§ YOUR GOAL
Would you copy each line of the data below that has "view"?

§ DATA PROVIDED
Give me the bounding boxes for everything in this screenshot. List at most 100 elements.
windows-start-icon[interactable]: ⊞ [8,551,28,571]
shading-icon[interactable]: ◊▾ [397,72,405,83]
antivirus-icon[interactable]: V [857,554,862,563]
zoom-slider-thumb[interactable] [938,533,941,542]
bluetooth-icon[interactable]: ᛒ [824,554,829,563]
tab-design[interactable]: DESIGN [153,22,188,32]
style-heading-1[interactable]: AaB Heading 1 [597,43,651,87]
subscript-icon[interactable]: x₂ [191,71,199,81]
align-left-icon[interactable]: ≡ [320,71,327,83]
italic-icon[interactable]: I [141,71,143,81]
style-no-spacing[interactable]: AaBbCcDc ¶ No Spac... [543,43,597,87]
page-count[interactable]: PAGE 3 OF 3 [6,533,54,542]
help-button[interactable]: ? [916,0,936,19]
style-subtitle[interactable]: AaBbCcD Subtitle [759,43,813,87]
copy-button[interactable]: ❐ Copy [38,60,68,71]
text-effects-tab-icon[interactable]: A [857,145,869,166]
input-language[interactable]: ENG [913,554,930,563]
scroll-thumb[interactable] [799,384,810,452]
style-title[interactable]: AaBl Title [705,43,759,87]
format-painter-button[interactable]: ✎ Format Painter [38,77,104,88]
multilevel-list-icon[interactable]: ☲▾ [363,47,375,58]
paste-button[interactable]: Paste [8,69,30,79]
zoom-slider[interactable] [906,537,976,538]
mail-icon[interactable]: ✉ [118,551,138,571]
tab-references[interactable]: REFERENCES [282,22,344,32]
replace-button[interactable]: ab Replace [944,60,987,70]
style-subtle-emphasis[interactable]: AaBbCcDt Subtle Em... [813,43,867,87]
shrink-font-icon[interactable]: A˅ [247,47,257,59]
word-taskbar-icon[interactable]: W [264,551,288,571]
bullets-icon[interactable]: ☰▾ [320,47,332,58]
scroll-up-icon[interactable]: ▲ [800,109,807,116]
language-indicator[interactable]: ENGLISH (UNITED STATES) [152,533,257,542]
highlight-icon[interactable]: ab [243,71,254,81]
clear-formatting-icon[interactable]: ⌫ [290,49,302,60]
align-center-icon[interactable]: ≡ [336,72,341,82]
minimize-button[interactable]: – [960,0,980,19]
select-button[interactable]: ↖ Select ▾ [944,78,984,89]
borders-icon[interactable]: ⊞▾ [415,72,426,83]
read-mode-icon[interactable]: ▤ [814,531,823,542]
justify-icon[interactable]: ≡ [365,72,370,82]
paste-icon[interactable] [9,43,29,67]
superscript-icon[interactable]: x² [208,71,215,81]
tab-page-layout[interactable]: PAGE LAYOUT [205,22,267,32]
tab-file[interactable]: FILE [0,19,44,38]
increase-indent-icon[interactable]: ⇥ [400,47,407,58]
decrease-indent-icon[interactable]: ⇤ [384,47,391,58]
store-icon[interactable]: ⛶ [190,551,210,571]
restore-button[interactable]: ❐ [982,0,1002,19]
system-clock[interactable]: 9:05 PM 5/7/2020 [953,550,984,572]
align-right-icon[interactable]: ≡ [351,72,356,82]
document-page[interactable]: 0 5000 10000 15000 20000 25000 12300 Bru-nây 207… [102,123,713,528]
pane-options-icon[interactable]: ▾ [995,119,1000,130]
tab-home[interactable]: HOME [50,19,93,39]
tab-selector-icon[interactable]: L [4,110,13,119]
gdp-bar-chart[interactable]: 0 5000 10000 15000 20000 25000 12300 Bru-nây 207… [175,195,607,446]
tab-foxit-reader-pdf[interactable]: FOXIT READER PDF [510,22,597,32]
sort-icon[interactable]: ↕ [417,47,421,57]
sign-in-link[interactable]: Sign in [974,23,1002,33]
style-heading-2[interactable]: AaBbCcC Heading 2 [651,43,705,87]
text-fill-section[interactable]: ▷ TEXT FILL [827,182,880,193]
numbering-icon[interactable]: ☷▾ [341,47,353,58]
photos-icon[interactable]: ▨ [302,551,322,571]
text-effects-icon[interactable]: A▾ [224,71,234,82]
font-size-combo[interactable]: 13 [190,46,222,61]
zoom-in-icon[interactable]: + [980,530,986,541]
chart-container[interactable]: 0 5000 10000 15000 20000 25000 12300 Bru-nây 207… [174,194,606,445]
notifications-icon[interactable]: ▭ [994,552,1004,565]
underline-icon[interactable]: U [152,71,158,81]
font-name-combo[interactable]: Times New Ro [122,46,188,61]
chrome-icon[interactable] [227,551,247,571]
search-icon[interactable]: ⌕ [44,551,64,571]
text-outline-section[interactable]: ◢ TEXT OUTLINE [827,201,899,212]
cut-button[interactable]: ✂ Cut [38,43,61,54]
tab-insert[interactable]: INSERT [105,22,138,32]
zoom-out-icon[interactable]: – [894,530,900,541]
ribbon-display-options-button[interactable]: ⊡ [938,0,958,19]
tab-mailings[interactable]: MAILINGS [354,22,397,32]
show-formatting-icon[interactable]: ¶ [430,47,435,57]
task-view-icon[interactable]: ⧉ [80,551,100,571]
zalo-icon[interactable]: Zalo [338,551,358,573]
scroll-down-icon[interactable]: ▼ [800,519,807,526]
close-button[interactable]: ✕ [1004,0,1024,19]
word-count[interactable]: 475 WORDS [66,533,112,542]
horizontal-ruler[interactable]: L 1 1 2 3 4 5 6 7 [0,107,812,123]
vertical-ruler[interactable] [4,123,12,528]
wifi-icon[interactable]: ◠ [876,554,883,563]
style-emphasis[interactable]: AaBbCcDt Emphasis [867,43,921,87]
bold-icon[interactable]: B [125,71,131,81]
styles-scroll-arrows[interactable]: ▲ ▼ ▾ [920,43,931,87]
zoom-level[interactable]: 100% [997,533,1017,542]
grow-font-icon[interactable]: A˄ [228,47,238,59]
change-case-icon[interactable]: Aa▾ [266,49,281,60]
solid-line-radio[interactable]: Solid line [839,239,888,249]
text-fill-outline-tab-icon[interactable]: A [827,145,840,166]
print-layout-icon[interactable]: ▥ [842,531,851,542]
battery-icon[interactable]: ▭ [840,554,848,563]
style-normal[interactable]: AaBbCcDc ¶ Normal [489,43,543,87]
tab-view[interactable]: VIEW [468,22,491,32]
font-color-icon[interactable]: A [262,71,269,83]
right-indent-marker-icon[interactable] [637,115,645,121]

§ RESULT OF THE EXERCISE
task-view-icon[interactable]: ⧉ [80,551,100,571]
tab-view[interactable]: VIEW [468,22,491,32]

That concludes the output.